GIVEN PROBLEM: Read the entries below and pull out each line with the string "JSON".

DATASET ROWS:
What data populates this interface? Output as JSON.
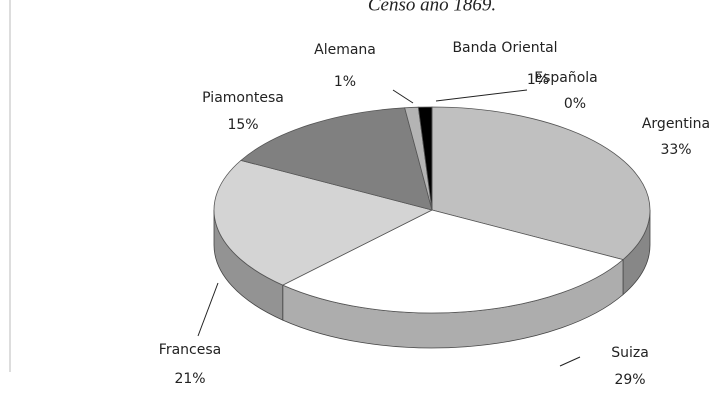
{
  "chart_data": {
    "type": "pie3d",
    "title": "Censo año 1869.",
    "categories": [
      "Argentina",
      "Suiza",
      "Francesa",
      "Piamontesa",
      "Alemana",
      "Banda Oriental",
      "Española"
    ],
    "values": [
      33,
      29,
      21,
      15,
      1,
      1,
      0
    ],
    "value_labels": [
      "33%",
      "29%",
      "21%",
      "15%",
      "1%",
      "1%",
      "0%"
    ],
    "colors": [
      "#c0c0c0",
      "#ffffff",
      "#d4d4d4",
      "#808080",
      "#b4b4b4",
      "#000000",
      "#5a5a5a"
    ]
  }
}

--

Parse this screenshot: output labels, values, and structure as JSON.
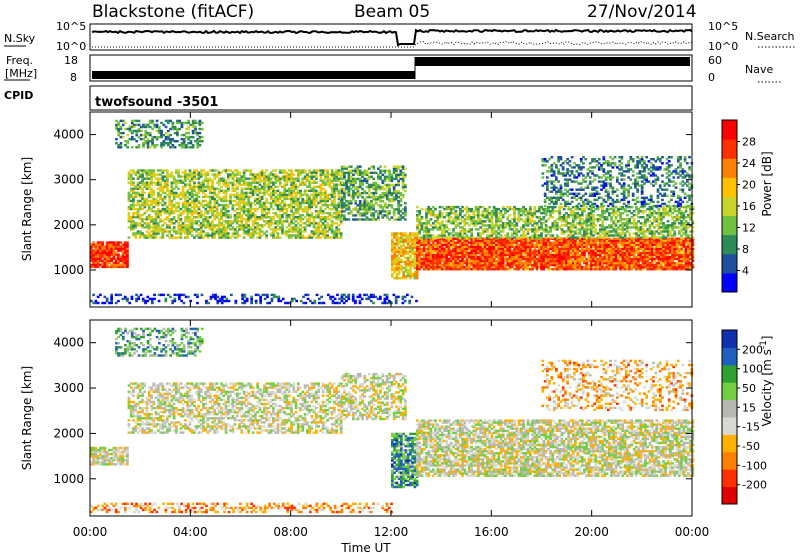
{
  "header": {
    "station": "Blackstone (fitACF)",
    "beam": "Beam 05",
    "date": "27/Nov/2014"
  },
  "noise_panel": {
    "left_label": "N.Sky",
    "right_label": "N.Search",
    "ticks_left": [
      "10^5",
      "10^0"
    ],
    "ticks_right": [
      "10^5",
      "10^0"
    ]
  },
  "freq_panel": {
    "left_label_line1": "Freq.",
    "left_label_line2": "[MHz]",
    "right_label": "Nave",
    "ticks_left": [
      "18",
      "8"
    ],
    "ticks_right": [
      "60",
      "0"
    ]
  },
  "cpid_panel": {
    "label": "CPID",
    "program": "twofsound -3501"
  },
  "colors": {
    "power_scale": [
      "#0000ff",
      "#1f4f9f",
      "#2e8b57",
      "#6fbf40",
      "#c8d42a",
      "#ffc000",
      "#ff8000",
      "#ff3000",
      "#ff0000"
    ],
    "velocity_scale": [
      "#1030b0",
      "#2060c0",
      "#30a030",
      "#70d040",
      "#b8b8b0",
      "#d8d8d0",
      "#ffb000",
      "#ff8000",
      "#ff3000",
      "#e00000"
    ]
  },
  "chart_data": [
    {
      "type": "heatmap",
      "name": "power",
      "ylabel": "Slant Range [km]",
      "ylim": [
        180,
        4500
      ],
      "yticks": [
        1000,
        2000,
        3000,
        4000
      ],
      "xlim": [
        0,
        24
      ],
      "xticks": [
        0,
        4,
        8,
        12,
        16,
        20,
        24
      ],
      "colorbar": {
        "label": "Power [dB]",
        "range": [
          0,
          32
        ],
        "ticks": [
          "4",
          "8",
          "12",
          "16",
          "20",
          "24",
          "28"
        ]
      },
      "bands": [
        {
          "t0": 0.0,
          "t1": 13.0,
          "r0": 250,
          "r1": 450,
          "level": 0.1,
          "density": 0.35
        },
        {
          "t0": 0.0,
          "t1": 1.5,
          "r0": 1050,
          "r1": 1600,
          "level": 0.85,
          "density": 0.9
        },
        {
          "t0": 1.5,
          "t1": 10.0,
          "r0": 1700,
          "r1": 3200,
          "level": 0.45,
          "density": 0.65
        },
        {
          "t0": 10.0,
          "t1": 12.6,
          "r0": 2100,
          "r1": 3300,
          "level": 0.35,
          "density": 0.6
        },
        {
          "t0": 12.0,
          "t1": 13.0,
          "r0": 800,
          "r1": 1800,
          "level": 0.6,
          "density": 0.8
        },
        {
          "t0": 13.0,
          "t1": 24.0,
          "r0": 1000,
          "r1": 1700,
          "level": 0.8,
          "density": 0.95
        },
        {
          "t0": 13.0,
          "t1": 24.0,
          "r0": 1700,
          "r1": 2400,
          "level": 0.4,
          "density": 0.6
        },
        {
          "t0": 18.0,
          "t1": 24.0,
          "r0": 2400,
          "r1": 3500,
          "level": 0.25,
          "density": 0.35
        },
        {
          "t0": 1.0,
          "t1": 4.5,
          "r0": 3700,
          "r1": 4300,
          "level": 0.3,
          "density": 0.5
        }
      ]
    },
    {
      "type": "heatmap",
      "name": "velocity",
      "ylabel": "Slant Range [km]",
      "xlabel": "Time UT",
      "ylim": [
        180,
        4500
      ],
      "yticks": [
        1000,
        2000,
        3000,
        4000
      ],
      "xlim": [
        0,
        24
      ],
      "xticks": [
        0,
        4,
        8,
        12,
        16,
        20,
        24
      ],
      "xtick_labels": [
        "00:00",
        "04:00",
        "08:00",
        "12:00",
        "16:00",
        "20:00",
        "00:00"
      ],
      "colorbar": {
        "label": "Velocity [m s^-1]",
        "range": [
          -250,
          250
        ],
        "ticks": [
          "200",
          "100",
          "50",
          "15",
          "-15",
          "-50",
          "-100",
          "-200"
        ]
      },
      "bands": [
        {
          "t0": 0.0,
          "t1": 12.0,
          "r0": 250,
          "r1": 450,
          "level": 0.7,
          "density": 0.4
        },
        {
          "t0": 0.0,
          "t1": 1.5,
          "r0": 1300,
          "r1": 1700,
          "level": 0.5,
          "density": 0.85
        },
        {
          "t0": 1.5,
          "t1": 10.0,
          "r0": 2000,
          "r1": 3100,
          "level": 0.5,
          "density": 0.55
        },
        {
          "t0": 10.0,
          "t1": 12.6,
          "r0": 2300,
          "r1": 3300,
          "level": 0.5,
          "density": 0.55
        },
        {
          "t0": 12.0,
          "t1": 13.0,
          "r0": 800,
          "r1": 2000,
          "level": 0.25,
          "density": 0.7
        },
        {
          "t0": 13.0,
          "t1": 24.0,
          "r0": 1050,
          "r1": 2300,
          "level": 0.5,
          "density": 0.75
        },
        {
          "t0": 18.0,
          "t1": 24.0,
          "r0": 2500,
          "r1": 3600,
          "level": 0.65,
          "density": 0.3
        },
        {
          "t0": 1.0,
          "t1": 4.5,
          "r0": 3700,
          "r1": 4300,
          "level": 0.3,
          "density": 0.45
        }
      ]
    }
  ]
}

TASK SOLUTION:
What data populates this interface? Output as JSON.
Parse this screenshot: output labels, values, and structure as JSON.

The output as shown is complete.